** start Material for this task **

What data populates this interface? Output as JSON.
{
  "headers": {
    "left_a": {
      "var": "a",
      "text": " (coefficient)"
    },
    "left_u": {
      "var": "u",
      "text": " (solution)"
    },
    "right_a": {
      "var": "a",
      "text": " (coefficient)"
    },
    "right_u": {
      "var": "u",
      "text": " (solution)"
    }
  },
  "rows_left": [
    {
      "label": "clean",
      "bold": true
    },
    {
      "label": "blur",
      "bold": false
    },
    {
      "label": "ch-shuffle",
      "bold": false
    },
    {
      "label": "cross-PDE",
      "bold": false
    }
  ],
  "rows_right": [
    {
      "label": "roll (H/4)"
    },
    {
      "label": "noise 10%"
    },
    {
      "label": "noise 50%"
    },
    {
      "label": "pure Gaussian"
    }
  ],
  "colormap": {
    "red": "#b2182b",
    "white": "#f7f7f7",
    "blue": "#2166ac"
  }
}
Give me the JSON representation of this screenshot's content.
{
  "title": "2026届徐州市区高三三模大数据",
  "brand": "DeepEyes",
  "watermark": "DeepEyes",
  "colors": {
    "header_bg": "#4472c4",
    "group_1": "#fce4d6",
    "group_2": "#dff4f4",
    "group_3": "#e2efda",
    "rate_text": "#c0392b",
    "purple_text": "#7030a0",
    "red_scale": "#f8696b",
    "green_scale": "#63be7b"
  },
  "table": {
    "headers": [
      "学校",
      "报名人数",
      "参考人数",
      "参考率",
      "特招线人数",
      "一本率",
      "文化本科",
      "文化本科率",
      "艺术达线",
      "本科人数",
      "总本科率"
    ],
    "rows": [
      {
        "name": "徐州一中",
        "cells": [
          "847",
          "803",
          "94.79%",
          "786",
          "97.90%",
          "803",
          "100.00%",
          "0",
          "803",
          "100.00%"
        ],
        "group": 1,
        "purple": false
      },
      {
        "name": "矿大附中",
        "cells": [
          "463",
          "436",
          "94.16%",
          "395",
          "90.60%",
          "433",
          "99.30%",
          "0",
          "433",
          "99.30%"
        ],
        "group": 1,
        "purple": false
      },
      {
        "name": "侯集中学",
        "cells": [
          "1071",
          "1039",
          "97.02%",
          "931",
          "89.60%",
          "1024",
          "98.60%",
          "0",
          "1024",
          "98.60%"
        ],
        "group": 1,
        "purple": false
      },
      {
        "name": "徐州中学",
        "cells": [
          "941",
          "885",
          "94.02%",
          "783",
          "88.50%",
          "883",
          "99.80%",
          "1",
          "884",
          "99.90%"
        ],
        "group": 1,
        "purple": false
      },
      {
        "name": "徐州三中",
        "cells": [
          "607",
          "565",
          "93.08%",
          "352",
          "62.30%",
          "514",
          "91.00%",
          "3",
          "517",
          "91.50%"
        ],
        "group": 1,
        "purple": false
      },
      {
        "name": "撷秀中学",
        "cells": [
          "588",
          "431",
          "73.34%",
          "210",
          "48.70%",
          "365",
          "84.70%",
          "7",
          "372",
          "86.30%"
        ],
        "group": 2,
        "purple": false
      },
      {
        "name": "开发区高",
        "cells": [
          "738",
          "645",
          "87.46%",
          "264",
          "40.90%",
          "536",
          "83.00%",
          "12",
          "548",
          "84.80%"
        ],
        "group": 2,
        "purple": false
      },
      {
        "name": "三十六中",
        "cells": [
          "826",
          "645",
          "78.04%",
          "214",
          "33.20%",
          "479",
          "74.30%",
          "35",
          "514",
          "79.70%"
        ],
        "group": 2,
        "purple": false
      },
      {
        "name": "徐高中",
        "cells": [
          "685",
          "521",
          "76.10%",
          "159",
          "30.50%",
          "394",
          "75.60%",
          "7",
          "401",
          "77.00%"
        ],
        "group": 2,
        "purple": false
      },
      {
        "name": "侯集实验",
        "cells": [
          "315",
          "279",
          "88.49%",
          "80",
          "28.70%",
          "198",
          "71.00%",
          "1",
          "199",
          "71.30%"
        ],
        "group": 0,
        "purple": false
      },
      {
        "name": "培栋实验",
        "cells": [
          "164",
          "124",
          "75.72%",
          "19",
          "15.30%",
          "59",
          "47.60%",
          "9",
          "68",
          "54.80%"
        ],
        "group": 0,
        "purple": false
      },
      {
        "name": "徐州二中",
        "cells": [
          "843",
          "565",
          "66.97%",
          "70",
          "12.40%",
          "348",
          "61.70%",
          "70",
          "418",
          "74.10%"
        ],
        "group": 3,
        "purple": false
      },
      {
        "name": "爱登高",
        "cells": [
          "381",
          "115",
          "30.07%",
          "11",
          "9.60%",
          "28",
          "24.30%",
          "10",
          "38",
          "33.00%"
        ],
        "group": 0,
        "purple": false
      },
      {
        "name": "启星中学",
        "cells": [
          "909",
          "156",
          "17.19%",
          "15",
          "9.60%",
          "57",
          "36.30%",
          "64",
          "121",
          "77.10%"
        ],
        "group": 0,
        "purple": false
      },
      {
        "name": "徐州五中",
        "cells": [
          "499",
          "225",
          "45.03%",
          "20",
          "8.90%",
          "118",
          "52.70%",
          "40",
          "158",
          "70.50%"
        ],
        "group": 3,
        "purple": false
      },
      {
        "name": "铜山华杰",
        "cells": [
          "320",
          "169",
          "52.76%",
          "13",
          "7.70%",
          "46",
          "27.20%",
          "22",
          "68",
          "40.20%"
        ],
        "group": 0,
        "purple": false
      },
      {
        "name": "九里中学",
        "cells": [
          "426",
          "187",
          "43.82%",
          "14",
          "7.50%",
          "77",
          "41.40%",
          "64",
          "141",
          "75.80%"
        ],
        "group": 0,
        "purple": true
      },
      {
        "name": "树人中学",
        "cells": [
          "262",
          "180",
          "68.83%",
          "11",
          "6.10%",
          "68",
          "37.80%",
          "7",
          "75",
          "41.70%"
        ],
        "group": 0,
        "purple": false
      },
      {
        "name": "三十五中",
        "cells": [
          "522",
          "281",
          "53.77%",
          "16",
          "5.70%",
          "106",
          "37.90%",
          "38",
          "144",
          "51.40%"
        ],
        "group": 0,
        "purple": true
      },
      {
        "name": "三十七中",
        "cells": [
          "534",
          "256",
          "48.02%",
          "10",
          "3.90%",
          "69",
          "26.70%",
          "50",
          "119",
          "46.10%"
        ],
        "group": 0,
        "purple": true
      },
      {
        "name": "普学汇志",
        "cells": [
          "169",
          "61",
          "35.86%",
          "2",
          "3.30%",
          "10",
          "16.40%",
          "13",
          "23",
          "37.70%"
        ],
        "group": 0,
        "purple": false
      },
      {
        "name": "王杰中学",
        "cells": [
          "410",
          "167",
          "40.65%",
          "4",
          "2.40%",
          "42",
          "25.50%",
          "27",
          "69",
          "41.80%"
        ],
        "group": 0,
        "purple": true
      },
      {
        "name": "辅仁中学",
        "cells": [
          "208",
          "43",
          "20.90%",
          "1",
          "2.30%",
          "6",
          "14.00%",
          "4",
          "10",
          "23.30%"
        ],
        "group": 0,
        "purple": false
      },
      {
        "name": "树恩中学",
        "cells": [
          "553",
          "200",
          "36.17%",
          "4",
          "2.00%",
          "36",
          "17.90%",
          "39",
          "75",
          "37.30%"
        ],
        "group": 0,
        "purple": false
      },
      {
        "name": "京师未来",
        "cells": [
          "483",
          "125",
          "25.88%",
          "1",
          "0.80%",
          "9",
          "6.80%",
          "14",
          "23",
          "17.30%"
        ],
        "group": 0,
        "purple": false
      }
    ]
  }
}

** end Material for this task **

Please output every record, keeping each line exact.

What data populates this interface? Output as JSON.
{
  "headers": {
    "left_a": {
      "var": "a",
      "text": " (coefficient)"
    },
    "left_u": {
      "var": "u",
      "text": " (solution)"
    },
    "right_a": {
      "var": "a",
      "text": " (coefficient)"
    },
    "right_u": {
      "var": "u",
      "text": " (solution)"
    }
  },
  "rows_left": [
    {
      "label": "clean",
      "bold": true
    },
    {
      "label": "blur",
      "bold": false
    },
    {
      "label": "ch-shuffle",
      "bold": false
    },
    {
      "label": "cross-PDE",
      "bold": false
    }
  ],
  "rows_right": [
    {
      "label": "roll (H/4)"
    },
    {
      "label": "noise 10%"
    },
    {
      "label": "noise 50%"
    },
    {
      "label": "pure Gaussian"
    }
  ],
  "colormap": {
    "red": "#b2182b",
    "white": "#f7f7f7",
    "blue": "#2166ac"
  }
}
Give me the JSON representation of this screenshot's content.
{
  "title": "2026届徐州市区高三三模大数据",
  "brand": "DeepEyes",
  "watermark": "DeepEyes",
  "colors": {
    "header_bg": "#4472c4",
    "group_1": "#fce4d6",
    "group_2": "#dff4f4",
    "group_3": "#e2efda",
    "rate_text": "#c0392b",
    "purple_text": "#7030a0",
    "red_scale": "#f8696b",
    "green_scale": "#63be7b"
  },
  "table": {
    "headers": [
      "学校",
      "报名人数",
      "参考人数",
      "参考率",
      "特招线人数",
      "一本率",
      "文化本科",
      "文化本科率",
      "艺术达线",
      "本科人数",
      "总本科率"
    ],
    "rows": [
      {
        "name": "徐州一中",
        "cells": [
          "847",
          "803",
          "94.79%",
          "786",
          "97.90%",
          "803",
          "100.00%",
          "0",
          "803",
          "100.00%"
        ],
        "group": 1,
        "purple": false
      },
      {
        "name": "矿大附中",
        "cells": [
          "463",
          "436",
          "94.16%",
          "395",
          "90.60%",
          "433",
          "99.30%",
          "0",
          "433",
          "99.30%"
        ],
        "group": 1,
        "purple": false
      },
      {
        "name": "侯集中学",
        "cells": [
          "1071",
          "1039",
          "97.02%",
          "931",
          "89.60%",
          "1024",
          "98.60%",
          "0",
          "1024",
          "98.60%"
        ],
        "group": 1,
        "purple": false
      },
      {
        "name": "徐州中学",
        "cells": [
          "941",
          "885",
          "94.02%",
          "783",
          "88.50%",
          "883",
          "99.80%",
          "1",
          "884",
          "99.90%"
        ],
        "group": 1,
        "purple": false
      },
      {
        "name": "徐州三中",
        "cells": [
          "607",
          "565",
          "93.08%",
          "352",
          "62.30%",
          "514",
          "91.00%",
          "3",
          "517",
          "91.50%"
        ],
        "group": 1,
        "purple": false
      },
      {
        "name": "撷秀中学",
        "cells": [
          "588",
          "431",
          "73.34%",
          "210",
          "48.70%",
          "365",
          "84.70%",
          "7",
          "372",
          "86.30%"
        ],
        "group": 2,
        "purple": false
      },
      {
        "name": "开发区高",
        "cells": [
          "738",
          "645",
          "87.46%",
          "264",
          "40.90%",
          "536",
          "83.00%",
          "12",
          "548",
          "84.80%"
        ],
        "group": 2,
        "purple": false
      },
      {
        "name": "三十六中",
        "cells": [
          "826",
          "645",
          "78.04%",
          "214",
          "33.20%",
          "479",
          "74.30%",
          "35",
          "514",
          "79.70%"
        ],
        "group": 2,
        "purple": false
      },
      {
        "name": "徐高中",
        "cells": [
          "685",
          "521",
          "76.10%",
          "159",
          "30.50%",
          "394",
          "75.60%",
          "7",
          "401",
          "77.00%"
        ],
        "group": 2,
        "purple": false
      },
      {
        "name": "侯集实验",
        "cells": [
          "315",
          "279",
          "88.49%",
          "80",
          "28.70%",
          "198",
          "71.00%",
          "1",
          "199",
          "71.30%"
        ],
        "group": 0,
        "purple": false
      },
      {
        "name": "培栋实验",
        "cells": [
          "164",
          "124",
          "75.72%",
          "19",
          "15.30%",
          "59",
          "47.60%",
          "9",
          "68",
          "54.80%"
        ],
        "group": 0,
        "purple": false
      },
      {
        "name": "徐州二中",
        "cells": [
          "843",
          "565",
          "66.97%",
          "70",
          "12.40%",
          "348",
          "61.70%",
          "70",
          "418",
          "74.10%"
        ],
        "group": 3,
        "purple": false
      },
      {
        "name": "爱登高",
        "cells": [
          "381",
          "115",
          "30.07%",
          "11",
          "9.60%",
          "28",
          "24.30%",
          "10",
          "38",
          "33.00%"
        ],
        "group": 0,
        "purple": false
      },
      {
        "name": "启星中学",
        "cells": [
          "909",
          "156",
          "17.19%",
          "15",
          "9.60%",
          "57",
          "36.30%",
          "64",
          "121",
          "77.10%"
        ],
        "group": 0,
        "purple": false
      },
      {
        "name": "徐州五中",
        "cells": [
          "499",
          "225",
          "45.03%",
          "20",
          "8.90%",
          "118",
          "52.70%",
          "40",
          "158",
          "70.50%"
        ],
        "group": 3,
        "purple": false
      },
      {
        "name": "铜山华杰",
        "cells": [
          "320",
          "169",
          "52.76%",
          "13",
          "7.70%",
          "46",
          "27.20%",
          "22",
          "68",
          "40.20%"
        ],
        "group": 0,
        "purple": false
      },
      {
        "name": "九里中学",
        "cells": [
          "426",
          "187",
          "43.82%",
          "14",
          "7.50%",
          "77",
          "41.40%",
          "64",
          "141",
          "75.80%"
        ],
        "group": 0,
        "purple": true
      },
      {
        "name": "树人中学",
        "cells": [
          "262",
          "180",
          "68.83%",
          "11",
          "6.10%",
          "68",
          "37.80%",
          "7",
          "75",
          "41.70%"
        ],
        "group": 0,
        "purple": false
      },
      {
        "name": "三十五中",
        "cells": [
          "522",
          "281",
          "53.77%",
          "16",
          "5.70%",
          "106",
          "37.90%",
          "38",
          "144",
          "51.40%"
        ],
        "group": 0,
        "purple": true
      },
      {
        "name": "三十七中",
        "cells": [
          "534",
          "256",
          "48.02%",
          "10",
          "3.90%",
          "69",
          "26.70%",
          "50",
          "119",
          "46.10%"
        ],
        "group": 0,
        "purple": true
      },
      {
        "name": "普学汇志",
        "cells": [
          "169",
          "61",
          "35.86%",
          "2",
          "3.30%",
          "10",
          "16.40%",
          "13",
          "23",
          "37.70%"
        ],
        "group": 0,
        "purple": false
      },
      {
        "name": "王杰中学",
        "cells": [
          "410",
          "167",
          "40.65%",
          "4",
          "2.40%",
          "42",
          "25.50%",
          "27",
          "69",
          "41.80%"
        ],
        "group": 0,
        "purple": true
      },
      {
        "name": "辅仁中学",
        "cells": [
          "208",
          "43",
          "20.90%",
          "1",
          "2.30%",
          "6",
          "14.00%",
          "4",
          "10",
          "23.30%"
        ],
        "group": 0,
        "purple": false
      },
      {
        "name": "树恩中学",
        "cells": [
          "553",
          "200",
          "36.17%",
          "4",
          "2.00%",
          "36",
          "17.90%",
          "39",
          "75",
          "37.30%"
        ],
        "group": 0,
        "purple": false
      },
      {
        "name": "京师未来",
        "cells": [
          "483",
          "125",
          "25.88%",
          "1",
          "0.80%",
          "9",
          "6.80%",
          "14",
          "23",
          "17.30%"
        ],
        "group": 0,
        "purple": false
      }
    ]
  }
}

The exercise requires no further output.